Records from a dataset
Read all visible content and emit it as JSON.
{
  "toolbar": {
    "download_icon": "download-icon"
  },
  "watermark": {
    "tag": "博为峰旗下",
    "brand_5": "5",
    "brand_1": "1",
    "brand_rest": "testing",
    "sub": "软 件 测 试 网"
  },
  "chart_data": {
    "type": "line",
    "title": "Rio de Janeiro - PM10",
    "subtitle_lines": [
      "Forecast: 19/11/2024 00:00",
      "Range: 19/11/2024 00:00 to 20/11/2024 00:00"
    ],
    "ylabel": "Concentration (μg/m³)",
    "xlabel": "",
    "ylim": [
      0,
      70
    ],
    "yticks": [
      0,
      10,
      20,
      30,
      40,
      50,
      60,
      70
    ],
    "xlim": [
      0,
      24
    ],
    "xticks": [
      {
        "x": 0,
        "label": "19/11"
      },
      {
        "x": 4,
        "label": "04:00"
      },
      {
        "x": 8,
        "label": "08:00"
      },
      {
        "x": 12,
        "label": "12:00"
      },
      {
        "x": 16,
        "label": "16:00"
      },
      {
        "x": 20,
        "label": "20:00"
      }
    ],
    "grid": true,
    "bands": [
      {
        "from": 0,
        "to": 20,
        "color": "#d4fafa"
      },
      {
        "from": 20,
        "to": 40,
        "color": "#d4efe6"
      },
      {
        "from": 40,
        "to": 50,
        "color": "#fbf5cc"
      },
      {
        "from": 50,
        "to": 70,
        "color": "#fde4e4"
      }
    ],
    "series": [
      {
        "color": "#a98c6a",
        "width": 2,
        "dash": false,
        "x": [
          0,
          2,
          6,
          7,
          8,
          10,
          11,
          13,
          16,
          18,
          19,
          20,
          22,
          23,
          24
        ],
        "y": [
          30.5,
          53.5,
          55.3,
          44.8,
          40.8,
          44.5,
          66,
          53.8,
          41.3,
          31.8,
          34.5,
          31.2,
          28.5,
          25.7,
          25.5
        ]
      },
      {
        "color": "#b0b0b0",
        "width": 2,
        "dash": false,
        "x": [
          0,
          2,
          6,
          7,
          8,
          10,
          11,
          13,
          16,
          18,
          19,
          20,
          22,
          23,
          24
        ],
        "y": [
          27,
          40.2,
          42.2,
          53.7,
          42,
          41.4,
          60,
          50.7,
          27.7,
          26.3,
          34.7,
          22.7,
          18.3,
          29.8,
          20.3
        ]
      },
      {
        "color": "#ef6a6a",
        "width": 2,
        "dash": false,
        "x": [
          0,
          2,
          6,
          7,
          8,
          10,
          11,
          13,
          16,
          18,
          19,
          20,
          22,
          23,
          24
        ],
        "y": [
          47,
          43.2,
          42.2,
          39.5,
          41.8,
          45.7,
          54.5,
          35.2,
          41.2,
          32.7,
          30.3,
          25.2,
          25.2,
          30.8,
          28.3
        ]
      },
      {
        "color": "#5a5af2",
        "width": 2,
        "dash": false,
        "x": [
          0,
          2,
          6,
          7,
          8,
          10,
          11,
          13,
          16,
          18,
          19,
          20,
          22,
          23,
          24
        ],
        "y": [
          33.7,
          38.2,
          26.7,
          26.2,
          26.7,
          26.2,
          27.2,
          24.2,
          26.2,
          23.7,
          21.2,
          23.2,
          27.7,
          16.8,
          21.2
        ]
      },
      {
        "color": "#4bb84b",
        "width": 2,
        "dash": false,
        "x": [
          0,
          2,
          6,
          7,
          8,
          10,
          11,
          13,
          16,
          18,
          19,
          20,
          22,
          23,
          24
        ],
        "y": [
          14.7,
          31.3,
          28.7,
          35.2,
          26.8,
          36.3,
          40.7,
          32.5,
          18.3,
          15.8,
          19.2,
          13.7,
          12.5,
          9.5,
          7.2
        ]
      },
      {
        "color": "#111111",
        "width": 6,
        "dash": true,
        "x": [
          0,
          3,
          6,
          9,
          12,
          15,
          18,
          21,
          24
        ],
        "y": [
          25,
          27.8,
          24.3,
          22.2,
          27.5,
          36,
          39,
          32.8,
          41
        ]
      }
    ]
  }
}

Given exercise: Return the whole listing exactly, with every line included.

Worked answer:
Read all visible content and emit it as JSON.
{
  "toolbar": {
    "download_icon": "download-icon"
  },
  "watermark": {
    "tag": "博为峰旗下",
    "brand_5": "5",
    "brand_1": "1",
    "brand_rest": "testing",
    "sub": "软 件 测 试 网"
  },
  "chart_data": {
    "type": "line",
    "title": "Rio de Janeiro - PM10",
    "subtitle_lines": [
      "Forecast: 19/11/2024 00:00",
      "Range: 19/11/2024 00:00 to 20/11/2024 00:00"
    ],
    "ylabel": "Concentration (μg/m³)",
    "xlabel": "",
    "ylim": [
      0,
      70
    ],
    "yticks": [
      0,
      10,
      20,
      30,
      40,
      50,
      60,
      70
    ],
    "xlim": [
      0,
      24
    ],
    "xticks": [
      {
        "x": 0,
        "label": "19/11"
      },
      {
        "x": 4,
        "label": "04:00"
      },
      {
        "x": 8,
        "label": "08:00"
      },
      {
        "x": 12,
        "label": "12:00"
      },
      {
        "x": 16,
        "label": "16:00"
      },
      {
        "x": 20,
        "label": "20:00"
      }
    ],
    "grid": true,
    "bands": [
      {
        "from": 0,
        "to": 20,
        "color": "#d4fafa"
      },
      {
        "from": 20,
        "to": 40,
        "color": "#d4efe6"
      },
      {
        "from": 40,
        "to": 50,
        "color": "#fbf5cc"
      },
      {
        "from": 50,
        "to": 70,
        "color": "#fde4e4"
      }
    ],
    "series": [
      {
        "color": "#a98c6a",
        "width": 2,
        "dash": false,
        "x": [
          0,
          2,
          6,
          7,
          8,
          10,
          11,
          13,
          16,
          18,
          19,
          20,
          22,
          23,
          24
        ],
        "y": [
          30.5,
          53.5,
          55.3,
          44.8,
          40.8,
          44.5,
          66,
          53.8,
          41.3,
          31.8,
          34.5,
          31.2,
          28.5,
          25.7,
          25.5
        ]
      },
      {
        "color": "#b0b0b0",
        "width": 2,
        "dash": false,
        "x": [
          0,
          2,
          6,
          7,
          8,
          10,
          11,
          13,
          16,
          18,
          19,
          20,
          22,
          23,
          24
        ],
        "y": [
          27,
          40.2,
          42.2,
          53.7,
          42,
          41.4,
          60,
          50.7,
          27.7,
          26.3,
          34.7,
          22.7,
          18.3,
          29.8,
          20.3
        ]
      },
      {
        "color": "#ef6a6a",
        "width": 2,
        "dash": false,
        "x": [
          0,
          2,
          6,
          7,
          8,
          10,
          11,
          13,
          16,
          18,
          19,
          20,
          22,
          23,
          24
        ],
        "y": [
          47,
          43.2,
          42.2,
          39.5,
          41.8,
          45.7,
          54.5,
          35.2,
          41.2,
          32.7,
          30.3,
          25.2,
          25.2,
          30.8,
          28.3
        ]
      },
      {
        "color": "#5a5af2",
        "width": 2,
        "dash": false,
        "x": [
          0,
          2,
          6,
          7,
          8,
          10,
          11,
          13,
          16,
          18,
          19,
          20,
          22,
          23,
          24
        ],
        "y": [
          33.7,
          38.2,
          26.7,
          26.2,
          26.7,
          26.2,
          27.2,
          24.2,
          26.2,
          23.7,
          21.2,
          23.2,
          27.7,
          16.8,
          21.2
        ]
      },
      {
        "color": "#4bb84b",
        "width": 2,
        "dash": false,
        "x": [
          0,
          2,
          6,
          7,
          8,
          10,
          11,
          13,
          16,
          18,
          19,
          20,
          22,
          23,
          24
        ],
        "y": [
          14.7,
          31.3,
          28.7,
          35.2,
          26.8,
          36.3,
          40.7,
          32.5,
          18.3,
          15.8,
          19.2,
          13.7,
          12.5,
          9.5,
          7.2
        ]
      },
      {
        "color": "#111111",
        "width": 6,
        "dash": true,
        "x": [
          0,
          3,
          6,
          9,
          12,
          15,
          18,
          21,
          24
        ],
        "y": [
          25,
          27.8,
          24.3,
          22.2,
          27.5,
          36,
          39,
          32.8,
          41
        ]
      }
    ]
  }
}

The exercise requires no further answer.